• [演習のねらい] 老後の家計収支を扱った原文のうち、「さて、1971年~74年生ま」から始まり「4,640円」となっている。」で終わる部分を、「社会保障給付」を「公的年金給付」に置き換えて書き直しなさい。

• [原文]
------------

さて、1971年~74年生まれを指す「団塊ジュニア」。現在49歳~53歳、働きざかりの彼らが定年退職を迎えたときには、平均寿命が100歳近くなっていても何らおかしくない。老い先40年間の年金生活を問題なく過ごせるだろうか? 労働人口が減少の一途をたどるなか、無理があるのは明らかだ。
「年金だけで暮らすと赤字」というシンプルな事実
総務省『家計調査年報(家計収支編)2023年(令和5年)Ⅱ 総世帯及び単身世帯の家計収支』には、二人以上の世帯および単身世帯の家計収支の状況が記されている。
65歳以上の夫婦のみの無職世帯(夫婦高齢者無職世帯)について見ていくと、1ヵ月あたり実収入は24万4,580円で、実収入の89.3%は社会保障給付。消費支出は25万959円、非消費支出は3万1,538円。そして不足分は「3万7,916円」だ。
また世代別に65歳以上の無職世帯の家計収支を詳しく見ていくと、65~69歳世帯の生活資金の「黒字」は「-4万630円」、70~74歳世帯では「-3万5,546円」、75歳以上世帯では「-2万4,640円」となっている。
こつこつ働き続けた元サラリーマンが夫婦で厚生年金と国民年金を受け取ったとしても、よくてカツカツ、もしくは貯金を切り崩してどうにか生活できるといったところか。

------------

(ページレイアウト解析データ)
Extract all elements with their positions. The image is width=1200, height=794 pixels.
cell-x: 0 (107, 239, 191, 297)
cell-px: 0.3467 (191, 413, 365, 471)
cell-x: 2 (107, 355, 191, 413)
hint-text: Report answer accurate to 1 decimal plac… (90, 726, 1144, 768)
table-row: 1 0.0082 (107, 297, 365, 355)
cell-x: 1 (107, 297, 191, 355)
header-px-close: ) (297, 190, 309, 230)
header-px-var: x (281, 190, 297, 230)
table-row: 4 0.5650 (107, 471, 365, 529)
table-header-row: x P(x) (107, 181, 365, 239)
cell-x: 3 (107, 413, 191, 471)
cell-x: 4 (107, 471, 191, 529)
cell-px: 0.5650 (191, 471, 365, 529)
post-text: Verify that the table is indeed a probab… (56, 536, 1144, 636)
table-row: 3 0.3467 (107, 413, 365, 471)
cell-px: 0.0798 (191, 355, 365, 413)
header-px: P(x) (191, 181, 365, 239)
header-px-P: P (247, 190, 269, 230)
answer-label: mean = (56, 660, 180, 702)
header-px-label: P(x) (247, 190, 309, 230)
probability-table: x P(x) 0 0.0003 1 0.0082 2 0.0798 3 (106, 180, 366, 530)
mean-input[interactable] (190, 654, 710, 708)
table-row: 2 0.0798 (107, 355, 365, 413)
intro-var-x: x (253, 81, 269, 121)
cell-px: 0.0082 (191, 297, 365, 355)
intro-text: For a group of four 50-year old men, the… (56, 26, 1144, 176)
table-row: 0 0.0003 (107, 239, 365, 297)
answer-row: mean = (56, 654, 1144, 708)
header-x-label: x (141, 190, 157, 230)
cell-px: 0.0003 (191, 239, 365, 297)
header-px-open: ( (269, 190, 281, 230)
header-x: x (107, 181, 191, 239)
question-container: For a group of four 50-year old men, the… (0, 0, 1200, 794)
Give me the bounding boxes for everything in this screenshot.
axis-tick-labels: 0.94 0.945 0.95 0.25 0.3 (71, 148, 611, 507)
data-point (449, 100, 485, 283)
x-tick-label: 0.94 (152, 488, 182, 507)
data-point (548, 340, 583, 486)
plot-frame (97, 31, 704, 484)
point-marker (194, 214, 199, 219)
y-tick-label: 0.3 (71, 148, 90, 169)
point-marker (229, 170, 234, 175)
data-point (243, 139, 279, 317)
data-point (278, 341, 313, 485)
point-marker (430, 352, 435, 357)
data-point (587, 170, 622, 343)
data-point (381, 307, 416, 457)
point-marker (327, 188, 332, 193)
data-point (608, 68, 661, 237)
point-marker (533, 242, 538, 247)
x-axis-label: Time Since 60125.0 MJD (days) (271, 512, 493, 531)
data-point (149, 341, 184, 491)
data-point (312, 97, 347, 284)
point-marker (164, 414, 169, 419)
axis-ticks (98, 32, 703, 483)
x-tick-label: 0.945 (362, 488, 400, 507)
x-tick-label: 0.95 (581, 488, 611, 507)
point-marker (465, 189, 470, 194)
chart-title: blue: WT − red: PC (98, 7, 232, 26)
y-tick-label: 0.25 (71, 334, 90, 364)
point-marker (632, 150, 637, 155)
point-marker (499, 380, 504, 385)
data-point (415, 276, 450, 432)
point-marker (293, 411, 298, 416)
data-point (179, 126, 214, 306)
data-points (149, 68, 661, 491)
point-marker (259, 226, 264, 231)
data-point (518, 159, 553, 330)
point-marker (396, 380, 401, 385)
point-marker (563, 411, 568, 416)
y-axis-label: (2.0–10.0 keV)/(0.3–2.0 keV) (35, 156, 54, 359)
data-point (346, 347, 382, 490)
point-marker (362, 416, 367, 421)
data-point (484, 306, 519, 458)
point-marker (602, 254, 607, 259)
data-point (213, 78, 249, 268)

------------

• [課題の解答]
さて、1971年~74年生まれを指す「団塊ジュニア」。現在49歳~53歳、働きざかりの彼らが定年退職を迎えたときには、平均寿命が100歳近くなっていても何らおかしくない。老い先40年間の年金生活を問題なく過ごせるだろうか? 労働人口が減少の一途をたどるなか、無理があるのは明らかだ。
「年金だけで暮らすと赤字」というシンプルな事実
総務省『家計調査年報(家計収支編)2023年(令和5年)Ⅱ 総世帯及び単身世帯の家計収支』には、二人以上の世帯および単身世帯の家計収支の状況が記されている。
65歳以上の夫婦のみの無職世帯(夫婦高齢者無職世帯)について見ていくと、1ヵ月あたり実収入は24万4,580円で、実収入の89.3%は公的年金給付。消費支出は25万959円、非消費支出は3万1,538円。そして不足分は「3万7,916円」だ。
また世代別に65歳以上の無職世帯の家計収支を詳しく見ていくと、65~69歳世帯の生活資金の「黒字」は「-4万630円」、70~74歳世帯では「-3万5,546円」、75歳以上世帯では「-2万4,640円」となっている。